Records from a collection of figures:
---

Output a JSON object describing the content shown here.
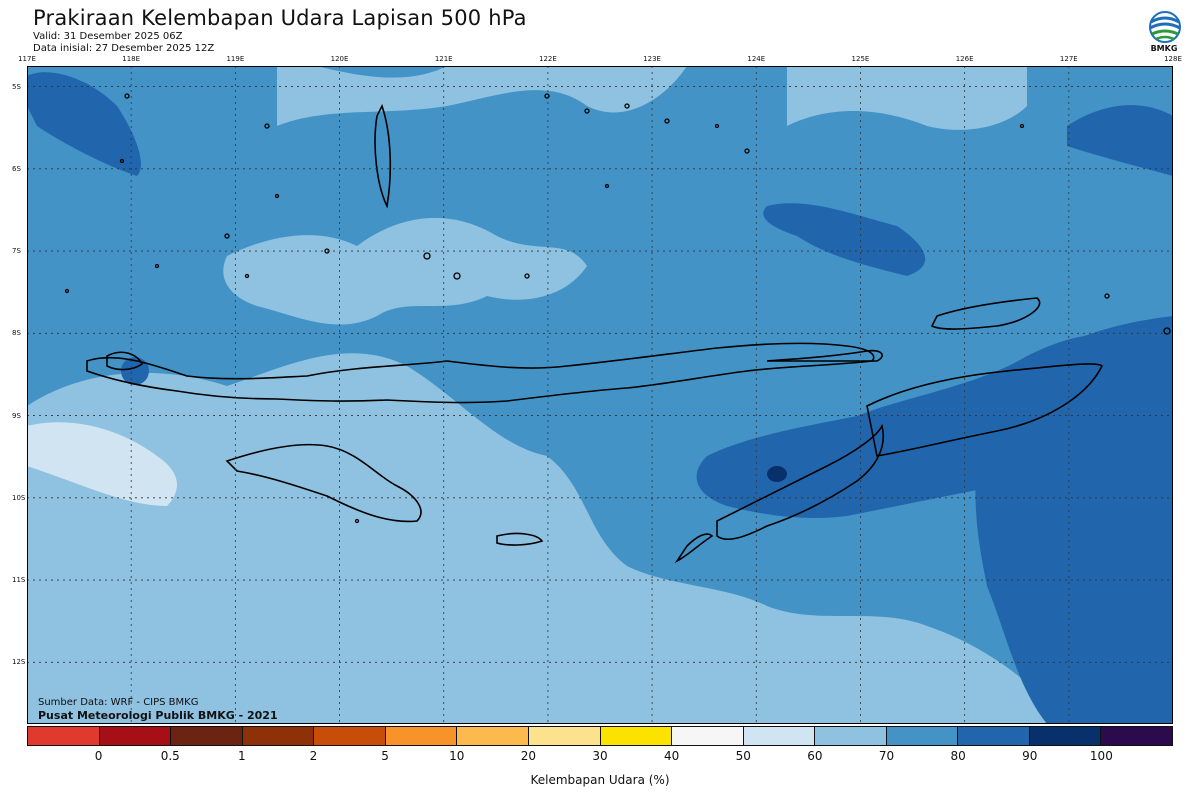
{
  "header": {
    "title": "Prakiraan Kelembapan Udara Lapisan 500 hPa",
    "valid": "Valid: 31 Desember 2025 06Z",
    "initial": "Data inisial: 27 Desember 2025 12Z",
    "logo_text": "BMKG"
  },
  "map": {
    "lon_labels": [
      "117E",
      "118E",
      "119E",
      "120E",
      "121E",
      "122E",
      "123E",
      "124E",
      "125E",
      "126E",
      "127E",
      "128E"
    ],
    "lat_labels": [
      "5S",
      "6S",
      "7S",
      "8S",
      "9S",
      "10S",
      "11S",
      "12S"
    ],
    "lon_range": [
      117,
      128
    ],
    "lat_range": [
      -4.75,
      -12.75
    ],
    "source": "Sumber Data: WRF - CIPS BMKG",
    "credit": "Pusat Meteorologi Publik BMKG - 2021"
  },
  "legend": {
    "title": "Kelembapan Udara (%)",
    "ticks": [
      "0",
      "0.5",
      "1",
      "2",
      "5",
      "10",
      "20",
      "30",
      "40",
      "50",
      "60",
      "70",
      "80",
      "90",
      "100"
    ],
    "colors": [
      "#e03a2e",
      "#a50f15",
      "#6b2411",
      "#8e3008",
      "#c84d08",
      "#f79328",
      "#fbb94e",
      "#fde28e",
      "#fce200",
      "#f6f6f6",
      "#d1e4f1",
      "#8fc1e0",
      "#4393c7",
      "#2166ad",
      "#08306b",
      "#2b0a4e"
    ]
  },
  "field_colors": {
    "c60": "#d1e4f1",
    "c70": "#8fc1e0",
    "c80": "#4393c7",
    "c90": "#2166ad",
    "c100": "#08306b"
  }
}
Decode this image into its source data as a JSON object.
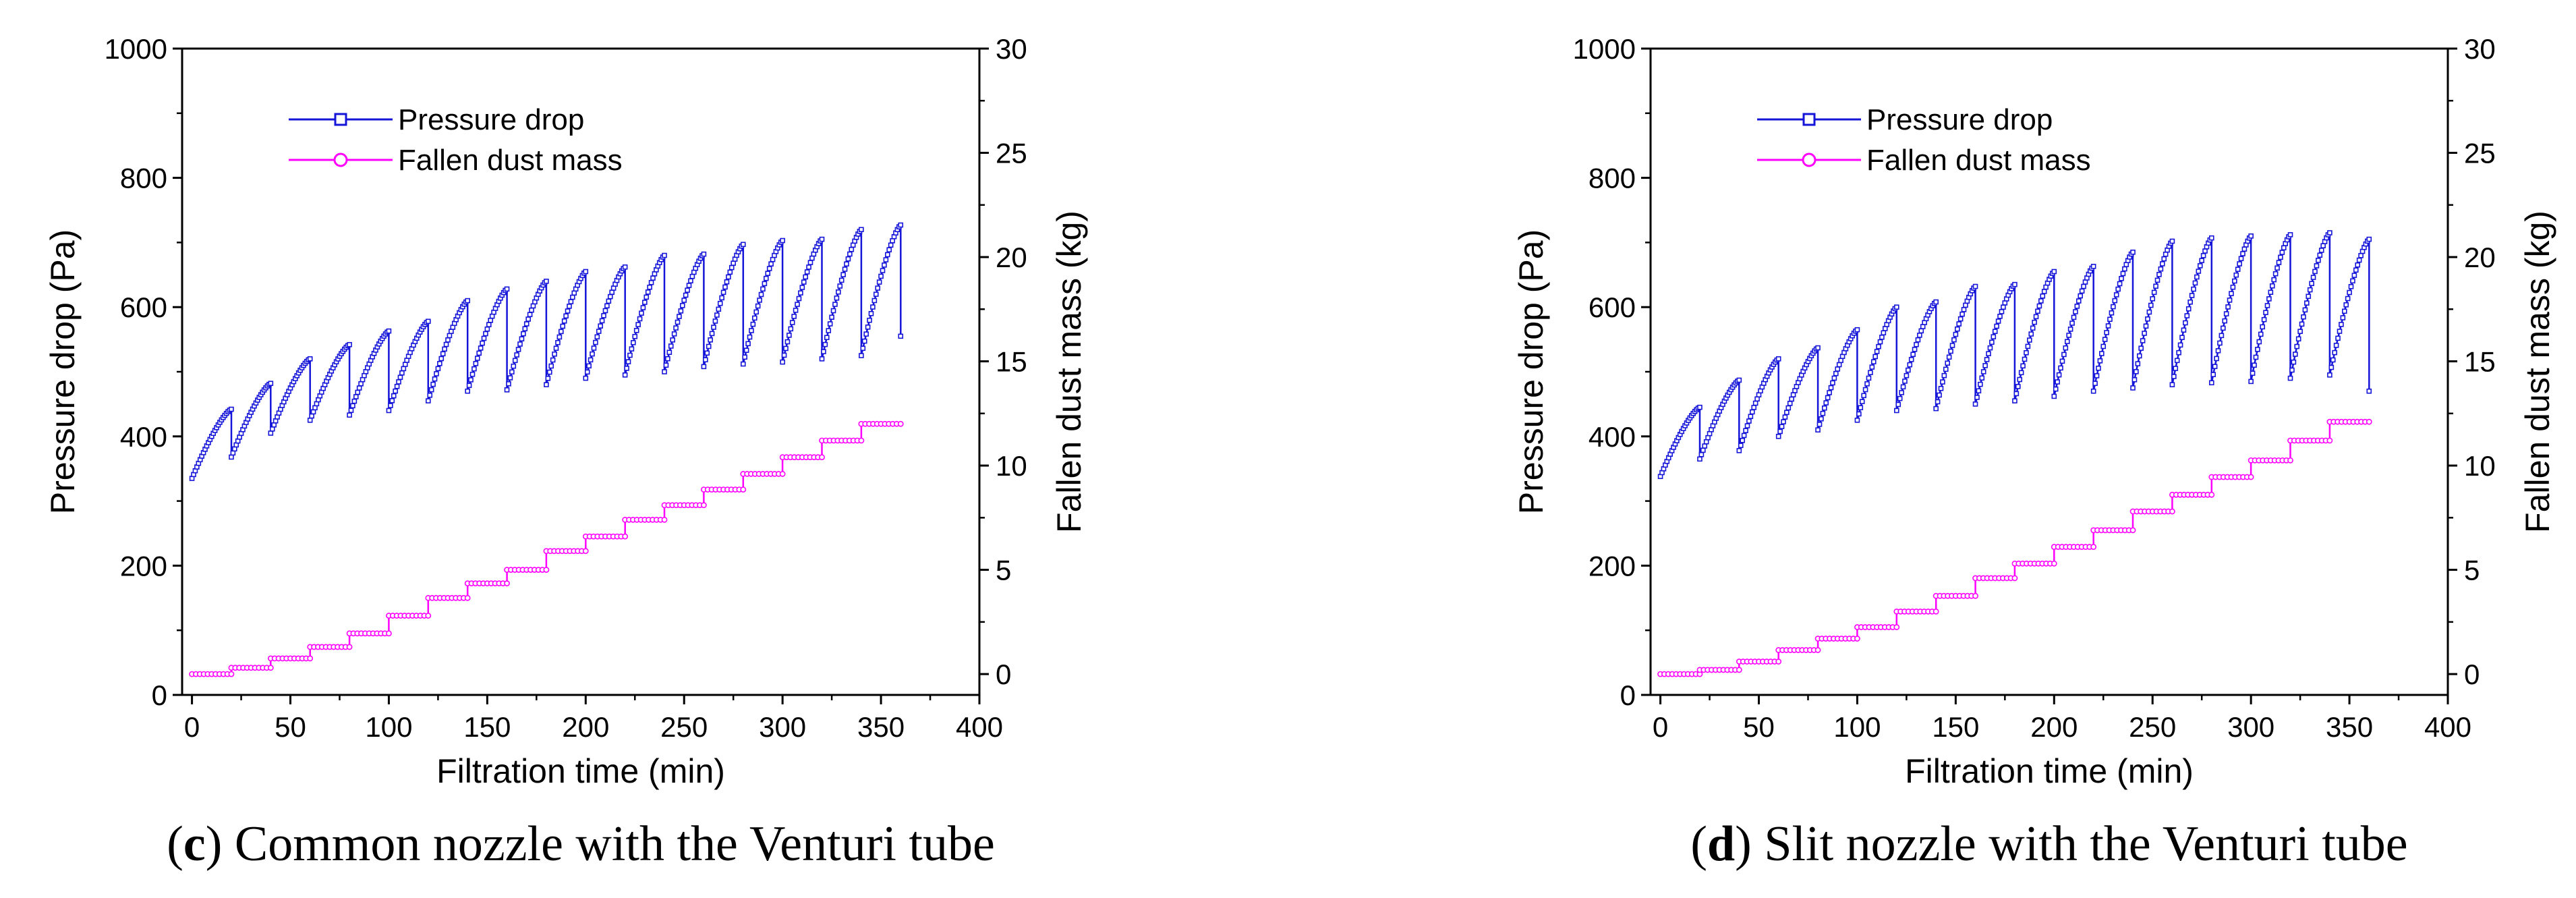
{
  "colors": {
    "pressure_drop": "#1515d9",
    "fallen_dust_mass": "#ff00ff",
    "axis": "#000000"
  },
  "chart_data": [
    {
      "type": "line",
      "caption_letter": "c",
      "caption_text": " Common nozzle with the Venturi tube",
      "xlabel": "Filtration time (min)",
      "ylabel": "Pressure drop (Pa)",
      "y2label": "Fallen dust mass (kg)",
      "xlim": [
        -5,
        400
      ],
      "ylim": [
        0,
        1000
      ],
      "y2lim": [
        -1,
        30
      ],
      "xticks": [
        0,
        50,
        100,
        150,
        200,
        250,
        300,
        350,
        400
      ],
      "yticks": [
        0,
        200,
        400,
        600,
        800,
        1000
      ],
      "y2ticks": [
        0,
        5,
        10,
        15,
        20,
        25,
        30
      ],
      "legend_position": "top-left",
      "cycles": [
        {
          "t0": 0,
          "t1": 20,
          "p0": 335,
          "p1": 442
        },
        {
          "t0": 20,
          "t1": 40,
          "p0": 368,
          "p1": 482
        },
        {
          "t0": 40,
          "t1": 60,
          "p0": 405,
          "p1": 520
        },
        {
          "t0": 60,
          "t1": 80,
          "p0": 425,
          "p1": 542
        },
        {
          "t0": 80,
          "t1": 100,
          "p0": 433,
          "p1": 563
        },
        {
          "t0": 100,
          "t1": 120,
          "p0": 440,
          "p1": 578
        },
        {
          "t0": 120,
          "t1": 140,
          "p0": 455,
          "p1": 610
        },
        {
          "t0": 140,
          "t1": 160,
          "p0": 470,
          "p1": 628
        },
        {
          "t0": 160,
          "t1": 180,
          "p0": 472,
          "p1": 640
        },
        {
          "t0": 180,
          "t1": 200,
          "p0": 480,
          "p1": 655
        },
        {
          "t0": 200,
          "t1": 220,
          "p0": 490,
          "p1": 662
        },
        {
          "t0": 220,
          "t1": 240,
          "p0": 495,
          "p1": 680
        },
        {
          "t0": 240,
          "t1": 260,
          "p0": 500,
          "p1": 682
        },
        {
          "t0": 260,
          "t1": 280,
          "p0": 508,
          "p1": 697
        },
        {
          "t0": 280,
          "t1": 300,
          "p0": 512,
          "p1": 703
        },
        {
          "t0": 300,
          "t1": 320,
          "p0": 515,
          "p1": 705
        },
        {
          "t0": 320,
          "t1": 340,
          "p0": 520,
          "p1": 720
        },
        {
          "t0": 340,
          "t1": 360,
          "p0": 525,
          "p1": 727
        }
      ],
      "end_pressure": 555,
      "dust_steps": [
        {
          "t0": 0,
          "t1": 20,
          "m": 0.0
        },
        {
          "t0": 20,
          "t1": 40,
          "m": 0.3
        },
        {
          "t0": 40,
          "t1": 60,
          "m": 0.75
        },
        {
          "t0": 60,
          "t1": 80,
          "m": 1.3
        },
        {
          "t0": 80,
          "t1": 100,
          "m": 1.95
        },
        {
          "t0": 100,
          "t1": 120,
          "m": 2.8
        },
        {
          "t0": 120,
          "t1": 140,
          "m": 3.65
        },
        {
          "t0": 140,
          "t1": 160,
          "m": 4.35
        },
        {
          "t0": 160,
          "t1": 180,
          "m": 5.0
        },
        {
          "t0": 180,
          "t1": 200,
          "m": 5.9
        },
        {
          "t0": 200,
          "t1": 220,
          "m": 6.6
        },
        {
          "t0": 220,
          "t1": 240,
          "m": 7.4
        },
        {
          "t0": 240,
          "t1": 260,
          "m": 8.1
        },
        {
          "t0": 260,
          "t1": 280,
          "m": 8.85
        },
        {
          "t0": 280,
          "t1": 300,
          "m": 9.6
        },
        {
          "t0": 300,
          "t1": 320,
          "m": 10.4
        },
        {
          "t0": 320,
          "t1": 340,
          "m": 11.2
        },
        {
          "t0": 340,
          "t1": 360,
          "m": 12.0
        }
      ],
      "series": [
        {
          "name": "Pressure drop",
          "axis": "left",
          "marker": "square"
        },
        {
          "name": "Fallen dust mass",
          "axis": "right",
          "marker": "circle"
        }
      ]
    },
    {
      "type": "line",
      "caption_letter": "d",
      "caption_text": " Slit nozzle with the Venturi tube",
      "xlabel": "Filtration time (min)",
      "ylabel": "Pressure drop (Pa)",
      "y2label": "Fallen dust mass (kg)",
      "xlim": [
        -5,
        400
      ],
      "ylim": [
        0,
        1000
      ],
      "y2lim": [
        -1,
        30
      ],
      "xticks": [
        0,
        50,
        100,
        150,
        200,
        250,
        300,
        350,
        400
      ],
      "yticks": [
        0,
        200,
        400,
        600,
        800,
        1000
      ],
      "y2ticks": [
        0,
        5,
        10,
        15,
        20,
        25,
        30
      ],
      "legend_position": "top-left",
      "cycles": [
        {
          "t0": 0,
          "t1": 20,
          "p0": 338,
          "p1": 445
        },
        {
          "t0": 20,
          "t1": 40,
          "p0": 365,
          "p1": 487
        },
        {
          "t0": 40,
          "t1": 60,
          "p0": 378,
          "p1": 520
        },
        {
          "t0": 60,
          "t1": 80,
          "p0": 400,
          "p1": 537
        },
        {
          "t0": 80,
          "t1": 100,
          "p0": 410,
          "p1": 565
        },
        {
          "t0": 100,
          "t1": 120,
          "p0": 425,
          "p1": 600
        },
        {
          "t0": 120,
          "t1": 140,
          "p0": 440,
          "p1": 608
        },
        {
          "t0": 140,
          "t1": 160,
          "p0": 443,
          "p1": 632
        },
        {
          "t0": 160,
          "t1": 180,
          "p0": 450,
          "p1": 635
        },
        {
          "t0": 180,
          "t1": 200,
          "p0": 455,
          "p1": 655
        },
        {
          "t0": 200,
          "t1": 220,
          "p0": 462,
          "p1": 663
        },
        {
          "t0": 220,
          "t1": 240,
          "p0": 470,
          "p1": 685
        },
        {
          "t0": 240,
          "t1": 260,
          "p0": 475,
          "p1": 702
        },
        {
          "t0": 260,
          "t1": 280,
          "p0": 480,
          "p1": 707
        },
        {
          "t0": 280,
          "t1": 300,
          "p0": 483,
          "p1": 710
        },
        {
          "t0": 300,
          "t1": 320,
          "p0": 485,
          "p1": 712
        },
        {
          "t0": 320,
          "t1": 340,
          "p0": 490,
          "p1": 715
        },
        {
          "t0": 340,
          "t1": 360,
          "p0": 495,
          "p1": 705
        }
      ],
      "end_pressure": 470,
      "dust_steps": [
        {
          "t0": 0,
          "t1": 20,
          "m": 0.0
        },
        {
          "t0": 20,
          "t1": 40,
          "m": 0.2
        },
        {
          "t0": 40,
          "t1": 60,
          "m": 0.6
        },
        {
          "t0": 60,
          "t1": 80,
          "m": 1.15
        },
        {
          "t0": 80,
          "t1": 100,
          "m": 1.7
        },
        {
          "t0": 100,
          "t1": 120,
          "m": 2.25
        },
        {
          "t0": 120,
          "t1": 140,
          "m": 3.0
        },
        {
          "t0": 140,
          "t1": 160,
          "m": 3.75
        },
        {
          "t0": 160,
          "t1": 180,
          "m": 4.6
        },
        {
          "t0": 180,
          "t1": 200,
          "m": 5.3
        },
        {
          "t0": 200,
          "t1": 220,
          "m": 6.1
        },
        {
          "t0": 220,
          "t1": 240,
          "m": 6.9
        },
        {
          "t0": 240,
          "t1": 260,
          "m": 7.8
        },
        {
          "t0": 260,
          "t1": 280,
          "m": 8.6
        },
        {
          "t0": 280,
          "t1": 300,
          "m": 9.45
        },
        {
          "t0": 300,
          "t1": 320,
          "m": 10.25
        },
        {
          "t0": 320,
          "t1": 340,
          "m": 11.2
        },
        {
          "t0": 340,
          "t1": 360,
          "m": 12.1
        }
      ],
      "series": [
        {
          "name": "Pressure drop",
          "axis": "left",
          "marker": "square"
        },
        {
          "name": "Fallen dust mass",
          "axis": "right",
          "marker": "circle"
        }
      ]
    }
  ]
}
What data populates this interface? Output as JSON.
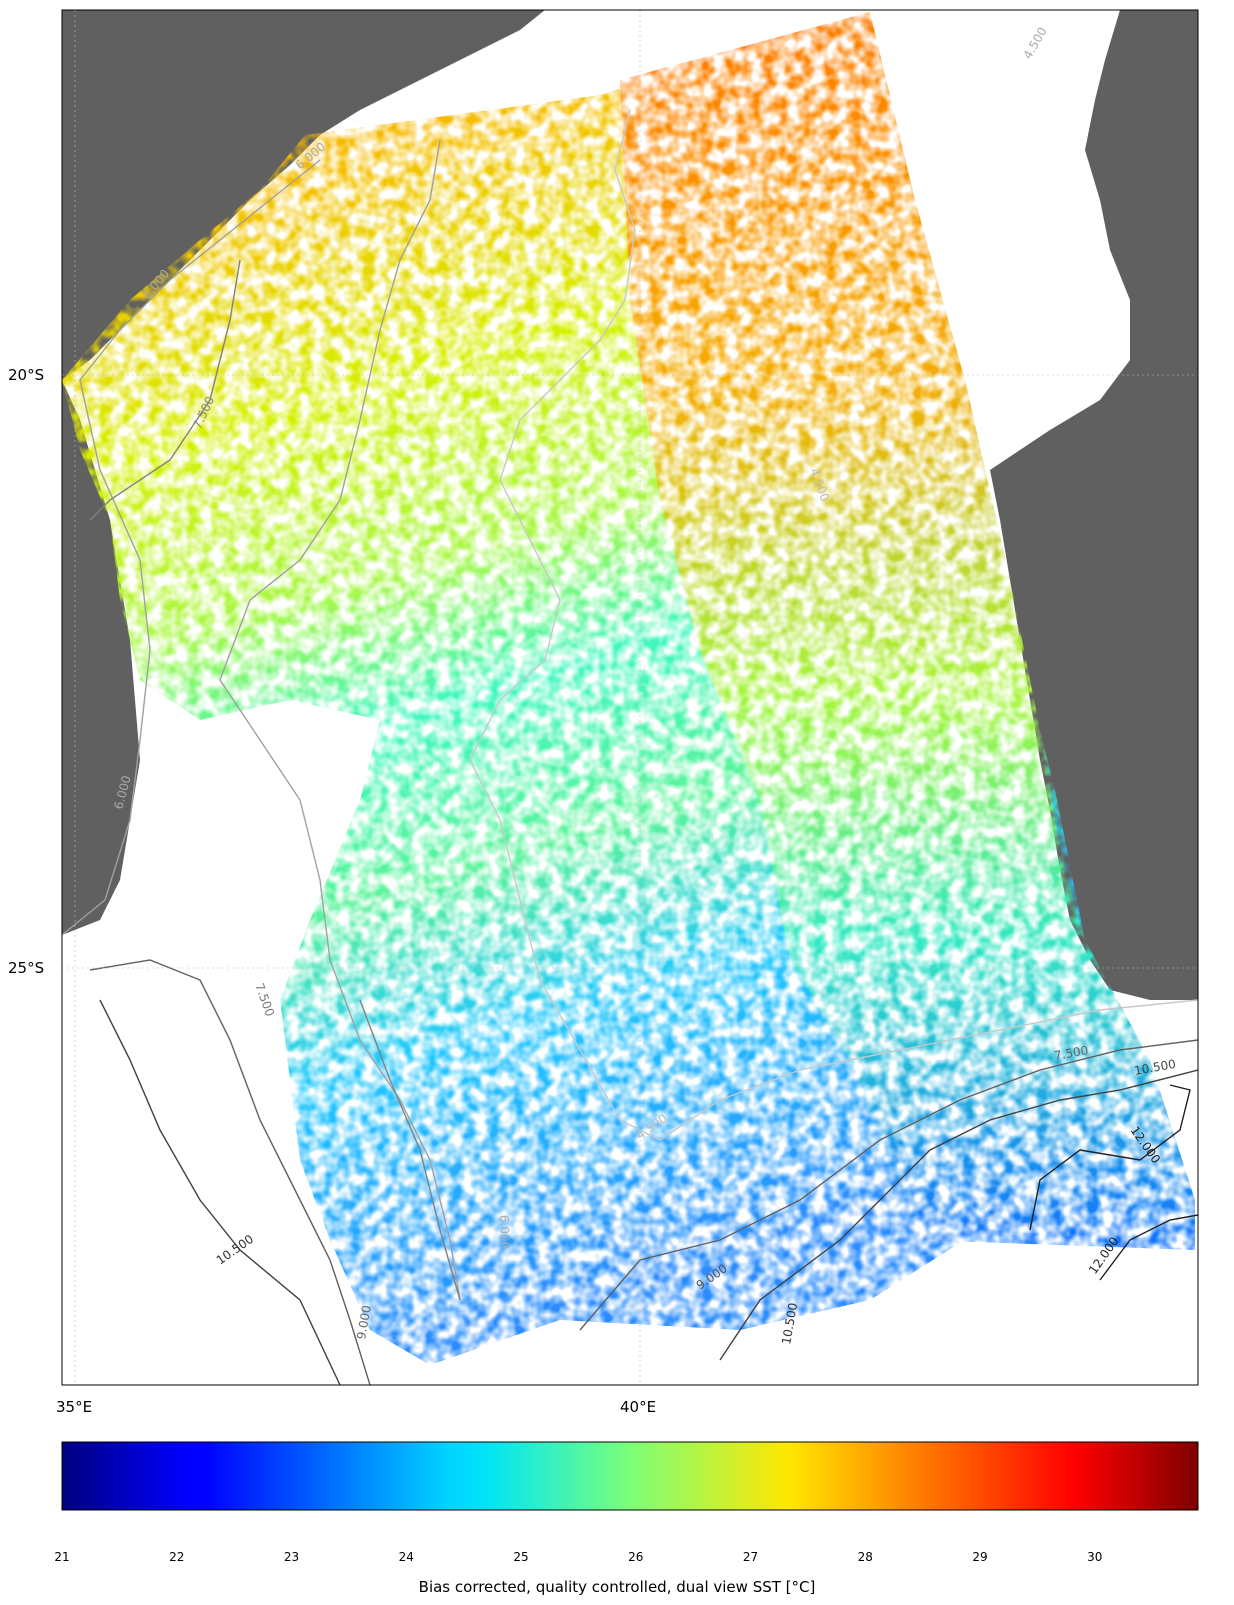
{
  "map": {
    "lat_labels": [
      {
        "text": "20°S"
      },
      {
        "text": "25°S"
      }
    ],
    "lon_labels": [
      {
        "text": "35°E"
      },
      {
        "text": "40°E"
      }
    ],
    "contour_labels": [
      "6.000",
      "6.000",
      "7.500",
      "6.000",
      "4.500",
      "7.500",
      "4.500",
      "6.000",
      "9.000",
      "10.500",
      "10.500",
      "7.500",
      "10.500",
      "12.000",
      "12.000",
      "9.000",
      "4.500"
    ],
    "colors": {
      "land": "#606060",
      "no_data": "#ffffff",
      "frame": "#000000"
    }
  },
  "colorbar": {
    "min": 21,
    "max": 30.9,
    "ticks": [
      "21",
      "22",
      "23",
      "24",
      "25",
      "26",
      "27",
      "28",
      "29",
      "30"
    ],
    "title": "Bias corrected, quality controlled, dual view SST [°C]",
    "colormap": "jet"
  }
}
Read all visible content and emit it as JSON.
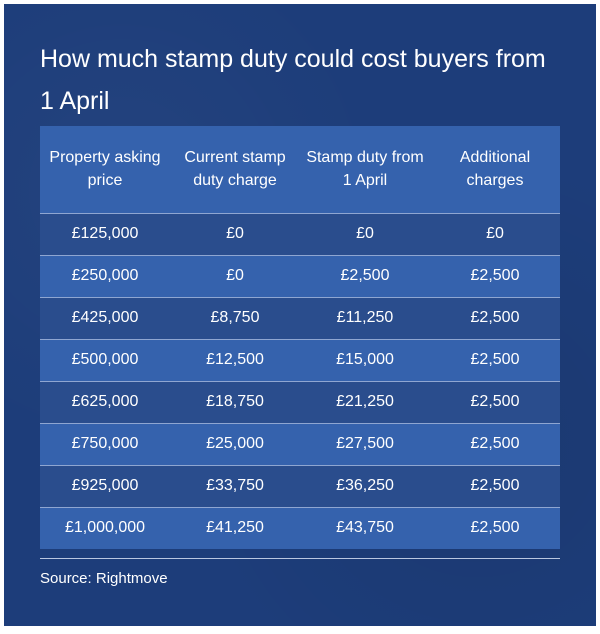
{
  "chart_data": {
    "type": "table",
    "title": "How much stamp duty could cost buyers from 1 April",
    "columns": [
      "Property asking price",
      "Current stamp duty charge",
      "Stamp duty from 1 April",
      "Additional charges"
    ],
    "rows": [
      [
        "£125,000",
        "£0",
        "£0",
        "£0"
      ],
      [
        "£250,000",
        "£0",
        "£2,500",
        "£2,500"
      ],
      [
        "£425,000",
        "£8,750",
        "£11,250",
        "£2,500"
      ],
      [
        "£500,000",
        "£12,500",
        "£15,000",
        "£2,500"
      ],
      [
        "£625,000",
        "£18,750",
        "£21,250",
        "£2,500"
      ],
      [
        "£750,000",
        "£25,000",
        "£27,500",
        "£2,500"
      ],
      [
        "£925,000",
        "£33,750",
        "£36,250",
        "£2,500"
      ],
      [
        "£1,000,000",
        "£41,250",
        "£43,750",
        "£2,500"
      ]
    ],
    "source": "Source: Rightmove"
  },
  "colors": {
    "background": "#1d3d7a",
    "header_row": "#3562ad",
    "row_dark": "#2a4d8d",
    "row_light": "#3562ad",
    "text": "#ffffff"
  }
}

---

> _Do this_
Check each line of the entries above for the word "Desember". List the ones that have it.

> _The result_
    "valid": "Valid: 31 Desember 2025 06Z",
    "initial": "Data inisial: 27 Desember 2025 12Z",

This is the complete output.